» Given request
Filter the entries and keep only the lines where the string "with" appears.

▼

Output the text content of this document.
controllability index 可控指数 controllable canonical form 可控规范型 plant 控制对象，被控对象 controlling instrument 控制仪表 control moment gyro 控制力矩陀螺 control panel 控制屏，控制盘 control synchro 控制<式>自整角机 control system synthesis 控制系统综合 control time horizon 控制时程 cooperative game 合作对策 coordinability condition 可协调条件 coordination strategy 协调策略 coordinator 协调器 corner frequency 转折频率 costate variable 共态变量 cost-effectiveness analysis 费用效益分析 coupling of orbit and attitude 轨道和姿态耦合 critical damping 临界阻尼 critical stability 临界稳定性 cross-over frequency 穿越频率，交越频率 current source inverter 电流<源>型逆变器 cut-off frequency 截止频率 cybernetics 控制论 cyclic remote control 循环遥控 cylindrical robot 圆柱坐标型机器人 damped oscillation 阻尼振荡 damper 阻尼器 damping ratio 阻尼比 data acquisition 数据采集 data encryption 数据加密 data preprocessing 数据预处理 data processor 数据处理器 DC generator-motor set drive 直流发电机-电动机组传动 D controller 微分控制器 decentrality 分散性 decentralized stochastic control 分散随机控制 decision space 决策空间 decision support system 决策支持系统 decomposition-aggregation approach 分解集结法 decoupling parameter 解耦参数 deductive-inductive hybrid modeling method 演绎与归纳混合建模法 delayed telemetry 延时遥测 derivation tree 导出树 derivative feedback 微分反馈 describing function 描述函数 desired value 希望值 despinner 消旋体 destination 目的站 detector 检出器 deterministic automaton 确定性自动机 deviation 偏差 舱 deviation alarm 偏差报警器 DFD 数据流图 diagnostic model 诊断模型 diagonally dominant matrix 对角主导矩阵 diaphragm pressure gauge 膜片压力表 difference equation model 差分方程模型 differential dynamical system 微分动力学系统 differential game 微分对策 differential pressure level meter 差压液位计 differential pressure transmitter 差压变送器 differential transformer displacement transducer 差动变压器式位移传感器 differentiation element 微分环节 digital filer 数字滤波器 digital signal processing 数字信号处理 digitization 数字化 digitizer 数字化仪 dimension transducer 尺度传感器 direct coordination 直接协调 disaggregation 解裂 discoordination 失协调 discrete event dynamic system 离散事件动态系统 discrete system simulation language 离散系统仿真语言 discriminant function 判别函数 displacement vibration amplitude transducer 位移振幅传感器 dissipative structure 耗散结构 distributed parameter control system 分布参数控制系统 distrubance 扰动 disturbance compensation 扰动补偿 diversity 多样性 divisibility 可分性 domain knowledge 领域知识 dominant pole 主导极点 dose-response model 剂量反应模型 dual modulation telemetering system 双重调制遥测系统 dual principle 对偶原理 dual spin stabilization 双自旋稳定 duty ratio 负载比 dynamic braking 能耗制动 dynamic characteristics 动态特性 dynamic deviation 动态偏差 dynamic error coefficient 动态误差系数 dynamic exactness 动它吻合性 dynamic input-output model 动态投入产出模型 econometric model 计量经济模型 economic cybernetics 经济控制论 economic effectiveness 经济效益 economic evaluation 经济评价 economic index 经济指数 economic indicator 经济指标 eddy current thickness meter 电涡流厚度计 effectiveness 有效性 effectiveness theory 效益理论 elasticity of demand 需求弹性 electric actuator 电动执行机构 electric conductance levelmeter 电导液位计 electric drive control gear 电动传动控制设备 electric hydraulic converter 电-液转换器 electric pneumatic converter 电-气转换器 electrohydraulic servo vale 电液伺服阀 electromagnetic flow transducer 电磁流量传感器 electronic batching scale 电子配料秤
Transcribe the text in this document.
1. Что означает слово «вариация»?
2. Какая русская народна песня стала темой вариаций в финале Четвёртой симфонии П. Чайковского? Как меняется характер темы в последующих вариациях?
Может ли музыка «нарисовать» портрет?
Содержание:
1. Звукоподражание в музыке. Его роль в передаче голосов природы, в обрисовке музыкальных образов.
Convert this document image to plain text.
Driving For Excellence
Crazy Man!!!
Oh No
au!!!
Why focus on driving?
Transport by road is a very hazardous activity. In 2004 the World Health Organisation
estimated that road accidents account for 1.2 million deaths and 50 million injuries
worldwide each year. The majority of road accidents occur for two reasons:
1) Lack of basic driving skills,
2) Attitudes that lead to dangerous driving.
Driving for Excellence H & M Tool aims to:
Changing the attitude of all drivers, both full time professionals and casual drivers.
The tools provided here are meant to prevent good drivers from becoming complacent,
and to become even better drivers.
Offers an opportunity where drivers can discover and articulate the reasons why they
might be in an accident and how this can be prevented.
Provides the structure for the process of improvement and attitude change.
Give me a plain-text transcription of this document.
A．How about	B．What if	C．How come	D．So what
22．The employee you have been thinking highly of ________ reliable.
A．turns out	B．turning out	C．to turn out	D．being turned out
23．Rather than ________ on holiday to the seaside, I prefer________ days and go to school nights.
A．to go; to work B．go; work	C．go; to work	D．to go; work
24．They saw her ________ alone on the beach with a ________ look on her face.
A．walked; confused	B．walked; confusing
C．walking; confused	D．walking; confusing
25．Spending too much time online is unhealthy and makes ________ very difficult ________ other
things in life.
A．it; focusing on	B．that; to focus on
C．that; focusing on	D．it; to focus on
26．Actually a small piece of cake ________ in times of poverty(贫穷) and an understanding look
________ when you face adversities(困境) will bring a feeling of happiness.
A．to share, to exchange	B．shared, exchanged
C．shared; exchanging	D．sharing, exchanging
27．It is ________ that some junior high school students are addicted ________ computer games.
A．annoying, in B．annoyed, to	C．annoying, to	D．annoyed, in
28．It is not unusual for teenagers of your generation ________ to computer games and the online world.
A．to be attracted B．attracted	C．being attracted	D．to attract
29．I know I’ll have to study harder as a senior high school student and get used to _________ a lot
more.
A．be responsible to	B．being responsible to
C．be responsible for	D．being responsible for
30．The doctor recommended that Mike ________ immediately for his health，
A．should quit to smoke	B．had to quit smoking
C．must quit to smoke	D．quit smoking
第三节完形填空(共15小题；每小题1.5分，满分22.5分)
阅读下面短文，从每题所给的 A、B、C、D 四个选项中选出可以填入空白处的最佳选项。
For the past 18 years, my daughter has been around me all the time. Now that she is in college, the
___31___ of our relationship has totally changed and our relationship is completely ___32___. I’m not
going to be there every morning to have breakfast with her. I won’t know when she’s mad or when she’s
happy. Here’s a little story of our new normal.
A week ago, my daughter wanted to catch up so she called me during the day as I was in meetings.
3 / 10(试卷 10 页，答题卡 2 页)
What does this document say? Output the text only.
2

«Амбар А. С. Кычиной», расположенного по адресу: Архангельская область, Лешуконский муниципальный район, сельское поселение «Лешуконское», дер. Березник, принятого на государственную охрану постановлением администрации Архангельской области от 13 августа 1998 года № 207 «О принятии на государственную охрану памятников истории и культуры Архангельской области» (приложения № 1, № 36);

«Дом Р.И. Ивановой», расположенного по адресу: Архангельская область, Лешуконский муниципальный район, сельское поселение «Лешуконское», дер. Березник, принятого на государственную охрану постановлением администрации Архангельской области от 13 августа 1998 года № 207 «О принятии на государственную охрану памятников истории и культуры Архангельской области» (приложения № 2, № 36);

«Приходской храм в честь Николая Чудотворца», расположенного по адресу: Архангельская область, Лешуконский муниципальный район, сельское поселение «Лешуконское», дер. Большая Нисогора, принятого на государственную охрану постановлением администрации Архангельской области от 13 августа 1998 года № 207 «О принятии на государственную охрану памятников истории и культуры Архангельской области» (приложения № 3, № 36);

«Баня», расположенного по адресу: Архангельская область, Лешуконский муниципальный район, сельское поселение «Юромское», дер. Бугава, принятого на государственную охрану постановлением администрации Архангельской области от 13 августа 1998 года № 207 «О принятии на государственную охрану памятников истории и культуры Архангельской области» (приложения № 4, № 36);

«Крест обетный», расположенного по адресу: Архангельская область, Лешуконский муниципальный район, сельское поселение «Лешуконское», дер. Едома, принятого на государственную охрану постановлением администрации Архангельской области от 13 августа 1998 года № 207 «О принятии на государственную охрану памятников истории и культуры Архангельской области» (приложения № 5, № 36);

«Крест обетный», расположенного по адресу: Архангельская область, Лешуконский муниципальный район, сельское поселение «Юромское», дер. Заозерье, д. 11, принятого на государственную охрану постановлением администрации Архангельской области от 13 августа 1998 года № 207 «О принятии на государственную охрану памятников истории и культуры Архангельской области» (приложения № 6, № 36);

▲

» Answer for this exercise
24．They saw her ________ alone on the beach with a ________ look on her face.
going to be there every morning to have breakfast with her. I won’t know when she’s mad or when she’s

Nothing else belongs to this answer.